▶ [Exercise details] Output the full listing below exactly as it reads, and skip anything that is a picture.

━━━ Data supplied ━━━

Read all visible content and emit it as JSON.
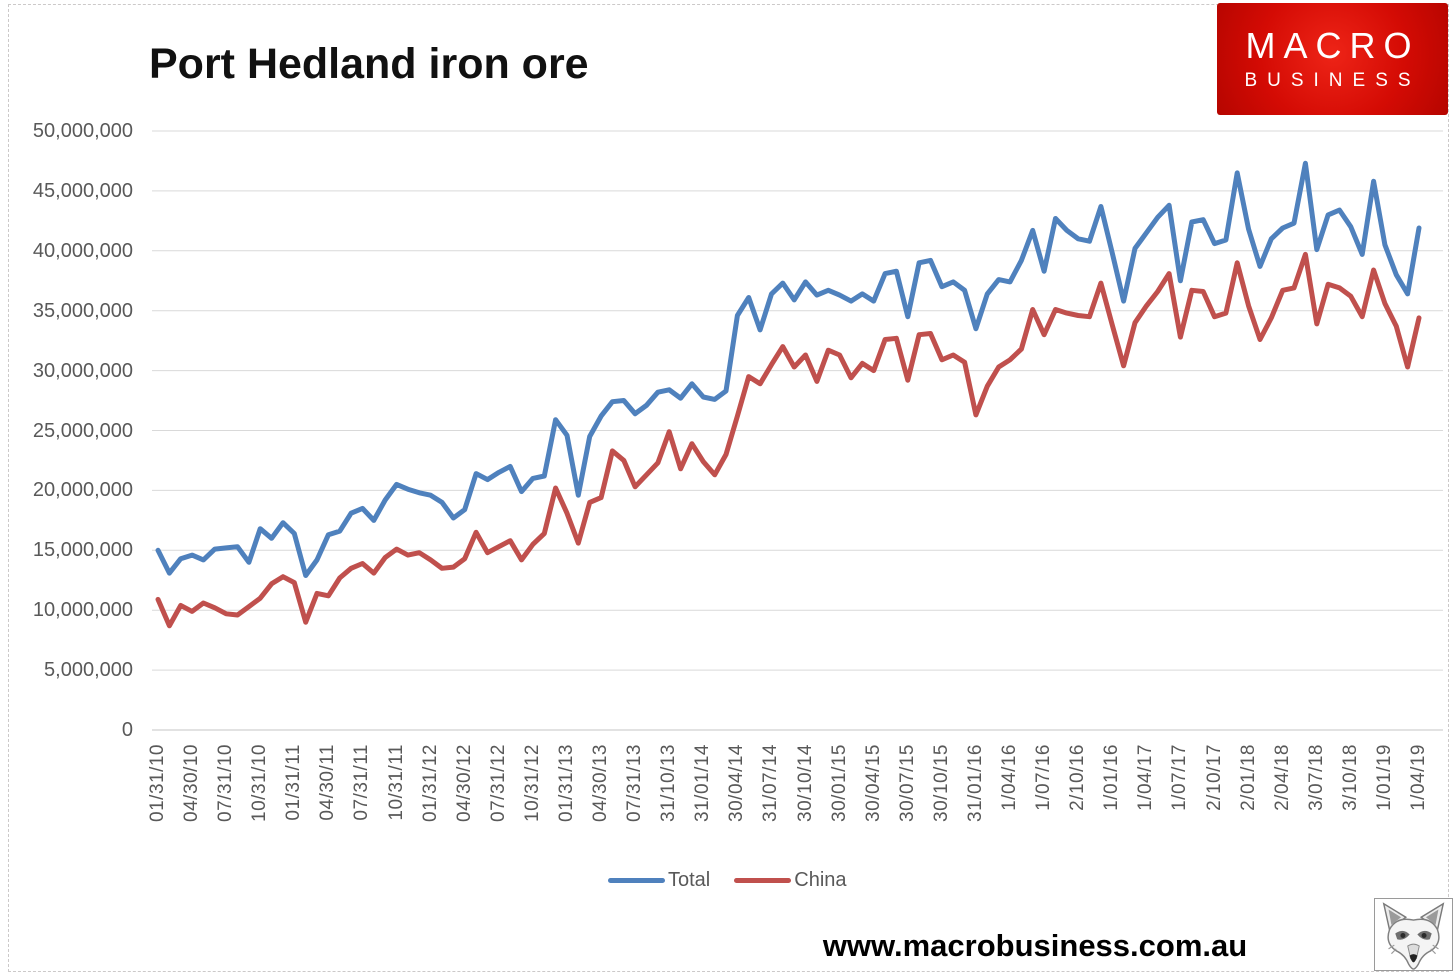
{
  "header": {
    "title": "Port Hedland iron ore",
    "logo": {
      "line1": "MACRO",
      "line2": "BUSINESS",
      "bg_color": "#d40b04",
      "text_color": "#ffffff"
    }
  },
  "footer": {
    "url": "www.macrobusiness.com.au",
    "wolf_logo": "wolf-sketch-image"
  },
  "chart_data": {
    "type": "line",
    "title": "Port Hedland iron ore",
    "xlabel": "",
    "ylabel": "",
    "ylim": [
      0,
      50000000
    ],
    "y_tick_step": 5000000,
    "grid": true,
    "legend_position": "bottom",
    "y_tick_labels": [
      "0",
      "5,000,000",
      "10,000,000",
      "15,000,000",
      "20,000,000",
      "25,000,000",
      "30,000,000",
      "35,000,000",
      "40,000,000",
      "45,000,000",
      "50,000,000"
    ],
    "x_tick_every": 3,
    "x_tick_labels": [
      "01/31/10",
      "04/30/10",
      "07/31/10",
      "10/31/10",
      "01/31/11",
      "04/30/11",
      "07/31/11",
      "10/31/11",
      "01/31/12",
      "04/30/12",
      "07/31/12",
      "10/31/12",
      "01/31/13",
      "04/30/13",
      "07/31/13",
      "31/10/13",
      "31/01/14",
      "30/04/14",
      "31/07/14",
      "30/10/14",
      "30/01/15",
      "30/04/15",
      "30/07/15",
      "30/10/15",
      "31/01/16",
      "1/04/16",
      "1/07/16",
      "2/10/16",
      "1/01/16",
      "1/04/17",
      "1/07/17",
      "2/10/17",
      "2/01/18",
      "2/04/18",
      "3/07/18",
      "3/10/18",
      "1/01/19",
      "1/04/19"
    ],
    "series": [
      {
        "name": "Total",
        "color": "#4F81BD",
        "values": [
          15000000,
          13100000,
          14300000,
          14600000,
          14200000,
          15100000,
          15200000,
          15300000,
          14000000,
          16800000,
          16000000,
          17300000,
          16400000,
          12900000,
          14200000,
          16300000,
          16600000,
          18100000,
          18500000,
          17500000,
          19200000,
          20500000,
          20100000,
          19800000,
          19600000,
          19000000,
          17700000,
          18400000,
          21400000,
          20900000,
          21500000,
          22000000,
          19900000,
          21000000,
          21200000,
          25900000,
          24600000,
          19600000,
          24500000,
          26200000,
          27400000,
          27500000,
          26400000,
          27100000,
          28200000,
          28400000,
          27700000,
          28900000,
          27800000,
          27600000,
          28300000,
          34600000,
          36100000,
          33400000,
          36400000,
          37300000,
          35900000,
          37400000,
          36300000,
          36700000,
          36300000,
          35800000,
          36400000,
          35800000,
          38100000,
          38300000,
          34500000,
          39000000,
          39200000,
          37000000,
          37400000,
          36700000,
          33500000,
          36400000,
          37600000,
          37400000,
          39200000,
          41700000,
          38300000,
          42700000,
          41700000,
          41000000,
          40800000,
          43700000,
          39800000,
          35800000,
          40200000,
          41500000,
          42800000,
          43800000,
          37500000,
          42400000,
          42600000,
          40600000,
          40900000,
          46500000,
          41800000,
          38700000,
          41000000,
          41900000,
          42300000,
          47300000,
          40100000,
          43000000,
          43400000,
          42000000,
          39700000,
          45800000,
          40500000,
          38000000,
          36400000,
          41900000
        ]
      },
      {
        "name": "China",
        "color": "#C0504D",
        "values": [
          10900000,
          8700000,
          10400000,
          9900000,
          10600000,
          10200000,
          9700000,
          9600000,
          10300000,
          11000000,
          12200000,
          12800000,
          12300000,
          9000000,
          11400000,
          11200000,
          12700000,
          13500000,
          13900000,
          13100000,
          14400000,
          15100000,
          14600000,
          14800000,
          14200000,
          13500000,
          13600000,
          14300000,
          16500000,
          14800000,
          15300000,
          15800000,
          14200000,
          15500000,
          16400000,
          20200000,
          18100000,
          15600000,
          19000000,
          19400000,
          23300000,
          22500000,
          20300000,
          21300000,
          22300000,
          24900000,
          21800000,
          23900000,
          22400000,
          21300000,
          23000000,
          26200000,
          29500000,
          28900000,
          30500000,
          32000000,
          30300000,
          31300000,
          29100000,
          31700000,
          31300000,
          29400000,
          30600000,
          30000000,
          32600000,
          32700000,
          29200000,
          33000000,
          33100000,
          30900000,
          31300000,
          30700000,
          26300000,
          28700000,
          30300000,
          30900000,
          31800000,
          35100000,
          33000000,
          35100000,
          34800000,
          34600000,
          34500000,
          37300000,
          33800000,
          30400000,
          34000000,
          35400000,
          36600000,
          38100000,
          32800000,
          36700000,
          36600000,
          34500000,
          34800000,
          39000000,
          35400000,
          32600000,
          34400000,
          36700000,
          36900000,
          39700000,
          33900000,
          37200000,
          36900000,
          36200000,
          34500000,
          38400000,
          35600000,
          33700000,
          30300000,
          34400000
        ]
      }
    ]
  }
}
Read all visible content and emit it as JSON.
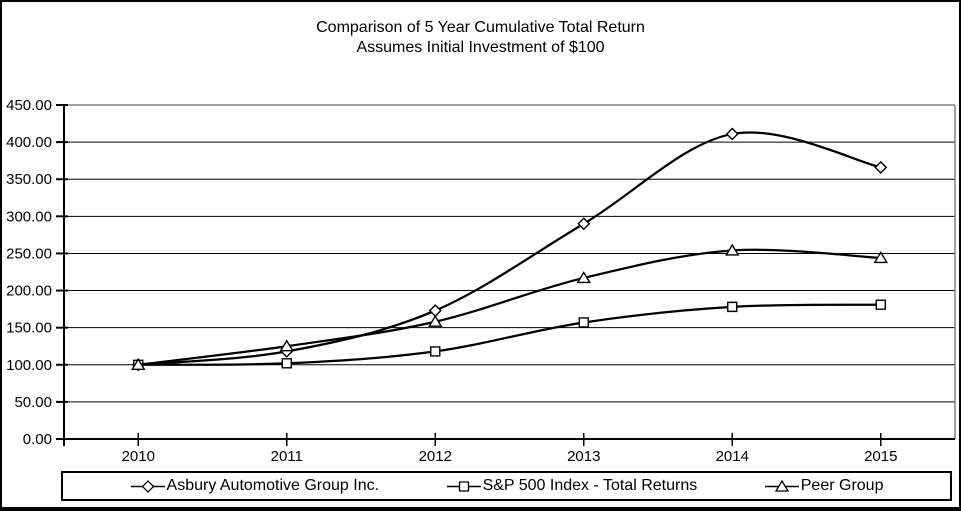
{
  "title": {
    "line1": "Comparison of 5 Year Cumulative Total Return",
    "line2": "Assumes Initial Investment of $100"
  },
  "colors": {
    "series_line": "#000000",
    "gridline": "#000000",
    "axis": "#000000",
    "plot_border": "#808080",
    "marker_fill": "#ffffff",
    "text": "#000000",
    "background": "#ffffff"
  },
  "chart_data": {
    "type": "line",
    "smoothed": true,
    "x": [
      "2010",
      "2011",
      "2012",
      "2013",
      "2014",
      "2015"
    ],
    "series": [
      {
        "name": "Asbury Automotive Group Inc.",
        "marker": "diamond",
        "values": [
          100,
          118,
          173,
          290,
          411,
          366
        ]
      },
      {
        "name": "S&P 500 Index - Total Returns",
        "marker": "square",
        "values": [
          100,
          102,
          118,
          157,
          178,
          181
        ]
      },
      {
        "name": "Peer Group",
        "marker": "triangle",
        "values": [
          100,
          125,
          158,
          217,
          254,
          244
        ]
      }
    ],
    "title": "Comparison of 5 Year Cumulative Total Return",
    "subtitle": "Assumes Initial Investment of $100",
    "xlabel": "",
    "ylabel": "",
    "ylim": [
      0,
      450
    ],
    "ytick_step": 50,
    "ytick_labels": [
      "0.00",
      "50.00",
      "100.00",
      "150.00",
      "200.00",
      "250.00",
      "300.00",
      "350.00",
      "400.00",
      "450.00"
    ],
    "grid": "horizontal",
    "legend_position": "bottom"
  }
}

━━━

▶ [Answer to the exercise]
Read all visible content and emit it as JSON.
{
  "header": {
    "title": "Port Hedland iron ore",
    "logo": {
      "line1": "MACRO",
      "line2": "BUSINESS",
      "bg_color": "#d40b04",
      "text_color": "#ffffff"
    }
  },
  "footer": {
    "url": "www.macrobusiness.com.au",
    "wolf_logo": "wolf-sketch-image"
  },
  "chart_data": {
    "type": "line",
    "title": "Port Hedland iron ore",
    "xlabel": "",
    "ylabel": "",
    "ylim": [
      0,
      50000000
    ],
    "y_tick_step": 5000000,
    "grid": true,
    "legend_position": "bottom",
    "y_tick_labels": [
      "0",
      "5,000,000",
      "10,000,000",
      "15,000,000",
      "20,000,000",
      "25,000,000",
      "30,000,000",
      "35,000,000",
      "40,000,000",
      "45,000,000",
      "50,000,000"
    ],
    "x_tick_every": 3,
    "x_tick_labels": [
      "01/31/10",
      "04/30/10",
      "07/31/10",
      "10/31/10",
      "01/31/11",
      "04/30/11",
      "07/31/11",
      "10/31/11",
      "01/31/12",
      "04/30/12",
      "07/31/12",
      "10/31/12",
      "01/31/13",
      "04/30/13",
      "07/31/13",
      "31/10/13",
      "31/01/14",
      "30/04/14",
      "31/07/14",
      "30/10/14",
      "30/01/15",
      "30/04/15",
      "30/07/15",
      "30/10/15",
      "31/01/16",
      "1/04/16",
      "1/07/16",
      "2/10/16",
      "1/01/16",
      "1/04/17",
      "1/07/17",
      "2/10/17",
      "2/01/18",
      "2/04/18",
      "3/07/18",
      "3/10/18",
      "1/01/19",
      "1/04/19"
    ],
    "series": [
      {
        "name": "Total",
        "color": "#4F81BD",
        "values": [
          15000000,
          13100000,
          14300000,
          14600000,
          14200000,
          15100000,
          15200000,
          15300000,
          14000000,
          16800000,
          16000000,
          17300000,
          16400000,
          12900000,
          14200000,
          16300000,
          16600000,
          18100000,
          18500000,
          17500000,
          19200000,
          20500000,
          20100000,
          19800000,
          19600000,
          19000000,
          17700000,
          18400000,
          21400000,
          20900000,
          21500000,
          22000000,
          19900000,
          21000000,
          21200000,
          25900000,
          24600000,
          19600000,
          24500000,
          26200000,
          27400000,
          27500000,
          26400000,
          27100000,
          28200000,
          28400000,
          27700000,
          28900000,
          27800000,
          27600000,
          28300000,
          34600000,
          36100000,
          33400000,
          36400000,
          37300000,
          35900000,
          37400000,
          36300000,
          36700000,
          36300000,
          35800000,
          36400000,
          35800000,
          38100000,
          38300000,
          34500000,
          39000000,
          39200000,
          37000000,
          37400000,
          36700000,
          33500000,
          36400000,
          37600000,
          37400000,
          39200000,
          41700000,
          38300000,
          42700000,
          41700000,
          41000000,
          40800000,
          43700000,
          39800000,
          35800000,
          40200000,
          41500000,
          42800000,
          43800000,
          37500000,
          42400000,
          42600000,
          40600000,
          40900000,
          46500000,
          41800000,
          38700000,
          41000000,
          41900000,
          42300000,
          47300000,
          40100000,
          43000000,
          43400000,
          42000000,
          39700000,
          45800000,
          40500000,
          38000000,
          36400000,
          41900000
        ]
      },
      {
        "name": "China",
        "color": "#C0504D",
        "values": [
          10900000,
          8700000,
          10400000,
          9900000,
          10600000,
          10200000,
          9700000,
          9600000,
          10300000,
          11000000,
          12200000,
          12800000,
          12300000,
          9000000,
          11400000,
          11200000,
          12700000,
          13500000,
          13900000,
          13100000,
          14400000,
          15100000,
          14600000,
          14800000,
          14200000,
          13500000,
          13600000,
          14300000,
          16500000,
          14800000,
          15300000,
          15800000,
          14200000,
          15500000,
          16400000,
          20200000,
          18100000,
          15600000,
          19000000,
          19400000,
          23300000,
          22500000,
          20300000,
          21300000,
          22300000,
          24900000,
          21800000,
          23900000,
          22400000,
          21300000,
          23000000,
          26200000,
          29500000,
          28900000,
          30500000,
          32000000,
          30300000,
          31300000,
          29100000,
          31700000,
          31300000,
          29400000,
          30600000,
          30000000,
          32600000,
          32700000,
          29200000,
          33000000,
          33100000,
          30900000,
          31300000,
          30700000,
          26300000,
          28700000,
          30300000,
          30900000,
          31800000,
          35100000,
          33000000,
          35100000,
          34800000,
          34600000,
          34500000,
          37300000,
          33800000,
          30400000,
          34000000,
          35400000,
          36600000,
          38100000,
          32800000,
          36700000,
          36600000,
          34500000,
          34800000,
          39000000,
          35400000,
          32600000,
          34400000,
          36700000,
          36900000,
          39700000,
          33900000,
          37200000,
          36900000,
          36200000,
          34500000,
          38400000,
          35600000,
          33700000,
          30300000,
          34400000
        ]
      }
    ]
  }
}
Read all visible content and emit it as JSON.
{
  "title": {
    "line1": "Comparison of 5 Year Cumulative Total Return",
    "line2": "Assumes Initial Investment of $100"
  },
  "colors": {
    "series_line": "#000000",
    "gridline": "#000000",
    "axis": "#000000",
    "plot_border": "#808080",
    "marker_fill": "#ffffff",
    "text": "#000000",
    "background": "#ffffff"
  },
  "chart_data": {
    "type": "line",
    "smoothed": true,
    "x": [
      "2010",
      "2011",
      "2012",
      "2013",
      "2014",
      "2015"
    ],
    "series": [
      {
        "name": "Asbury Automotive Group Inc.",
        "marker": "diamond",
        "values": [
          100,
          118,
          173,
          290,
          411,
          366
        ]
      },
      {
        "name": "S&P 500 Index - Total Returns",
        "marker": "square",
        "values": [
          100,
          102,
          118,
          157,
          178,
          181
        ]
      },
      {
        "name": "Peer Group",
        "marker": "triangle",
        "values": [
          100,
          125,
          158,
          217,
          254,
          244
        ]
      }
    ],
    "title": "Comparison of 5 Year Cumulative Total Return",
    "subtitle": "Assumes Initial Investment of $100",
    "xlabel": "",
    "ylabel": "",
    "ylim": [
      0,
      450
    ],
    "ytick_step": 50,
    "ytick_labels": [
      "0.00",
      "50.00",
      "100.00",
      "150.00",
      "200.00",
      "250.00",
      "300.00",
      "350.00",
      "400.00",
      "450.00"
    ],
    "grid": "horizontal",
    "legend_position": "bottom"
  }
}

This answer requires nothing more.